# Stated goal
From the entries below, gather each line containing the word "screenshot".

# Dataset content

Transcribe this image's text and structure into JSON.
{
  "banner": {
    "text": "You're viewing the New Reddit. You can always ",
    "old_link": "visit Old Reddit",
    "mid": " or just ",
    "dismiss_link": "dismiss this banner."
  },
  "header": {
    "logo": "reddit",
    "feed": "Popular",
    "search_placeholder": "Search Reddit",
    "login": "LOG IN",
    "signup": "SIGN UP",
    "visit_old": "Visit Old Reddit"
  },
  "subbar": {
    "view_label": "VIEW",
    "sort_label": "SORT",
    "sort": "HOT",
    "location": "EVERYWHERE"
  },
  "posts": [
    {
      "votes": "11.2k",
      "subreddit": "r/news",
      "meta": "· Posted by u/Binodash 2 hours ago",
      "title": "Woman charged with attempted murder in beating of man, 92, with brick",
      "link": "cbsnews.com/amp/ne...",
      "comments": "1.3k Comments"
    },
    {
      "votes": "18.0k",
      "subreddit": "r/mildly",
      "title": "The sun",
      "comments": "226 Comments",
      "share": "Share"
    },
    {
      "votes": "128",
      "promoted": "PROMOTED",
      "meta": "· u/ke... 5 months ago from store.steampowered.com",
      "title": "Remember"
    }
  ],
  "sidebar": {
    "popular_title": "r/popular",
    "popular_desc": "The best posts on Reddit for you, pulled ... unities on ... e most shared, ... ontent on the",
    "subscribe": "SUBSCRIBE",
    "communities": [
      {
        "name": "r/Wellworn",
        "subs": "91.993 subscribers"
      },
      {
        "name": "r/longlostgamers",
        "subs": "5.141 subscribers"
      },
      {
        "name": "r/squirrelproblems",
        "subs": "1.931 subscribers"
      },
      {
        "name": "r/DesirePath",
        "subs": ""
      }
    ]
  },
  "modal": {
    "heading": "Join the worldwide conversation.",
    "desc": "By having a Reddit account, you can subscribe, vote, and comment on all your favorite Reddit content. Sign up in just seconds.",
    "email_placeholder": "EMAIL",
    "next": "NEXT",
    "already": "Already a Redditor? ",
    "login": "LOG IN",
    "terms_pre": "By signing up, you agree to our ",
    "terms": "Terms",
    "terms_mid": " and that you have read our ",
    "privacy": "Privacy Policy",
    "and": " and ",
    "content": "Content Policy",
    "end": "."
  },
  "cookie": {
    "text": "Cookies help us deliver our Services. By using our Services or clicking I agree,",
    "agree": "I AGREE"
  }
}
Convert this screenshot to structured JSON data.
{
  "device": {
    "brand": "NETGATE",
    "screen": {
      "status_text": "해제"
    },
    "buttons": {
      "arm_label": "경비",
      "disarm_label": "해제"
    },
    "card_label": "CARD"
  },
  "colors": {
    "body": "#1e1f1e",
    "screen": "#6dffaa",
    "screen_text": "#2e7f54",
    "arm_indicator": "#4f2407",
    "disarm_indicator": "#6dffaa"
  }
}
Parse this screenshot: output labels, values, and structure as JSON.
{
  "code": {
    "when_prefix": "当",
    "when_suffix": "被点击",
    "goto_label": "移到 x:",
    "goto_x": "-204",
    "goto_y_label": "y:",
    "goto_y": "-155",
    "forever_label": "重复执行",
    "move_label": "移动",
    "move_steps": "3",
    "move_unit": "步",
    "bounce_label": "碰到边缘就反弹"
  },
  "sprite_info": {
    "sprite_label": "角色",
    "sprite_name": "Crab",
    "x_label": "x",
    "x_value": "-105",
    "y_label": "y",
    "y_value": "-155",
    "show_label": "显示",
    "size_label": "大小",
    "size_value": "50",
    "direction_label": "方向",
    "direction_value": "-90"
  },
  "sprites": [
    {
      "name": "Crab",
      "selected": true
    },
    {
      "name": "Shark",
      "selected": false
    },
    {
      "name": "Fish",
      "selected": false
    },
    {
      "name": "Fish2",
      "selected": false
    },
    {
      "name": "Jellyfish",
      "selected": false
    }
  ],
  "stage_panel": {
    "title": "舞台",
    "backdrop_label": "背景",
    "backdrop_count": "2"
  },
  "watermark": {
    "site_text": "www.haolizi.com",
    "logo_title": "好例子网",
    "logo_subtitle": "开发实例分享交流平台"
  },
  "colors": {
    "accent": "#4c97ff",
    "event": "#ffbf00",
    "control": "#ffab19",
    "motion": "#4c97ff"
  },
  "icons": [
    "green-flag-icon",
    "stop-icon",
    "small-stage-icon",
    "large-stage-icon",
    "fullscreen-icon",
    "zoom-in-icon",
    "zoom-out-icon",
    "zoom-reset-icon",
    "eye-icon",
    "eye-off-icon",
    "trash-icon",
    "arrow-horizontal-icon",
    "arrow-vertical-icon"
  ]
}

# Response to this exercise
Convert this screenshot to structured JSON data.
Parse this screenshot: output labels, values, and structure as JSON.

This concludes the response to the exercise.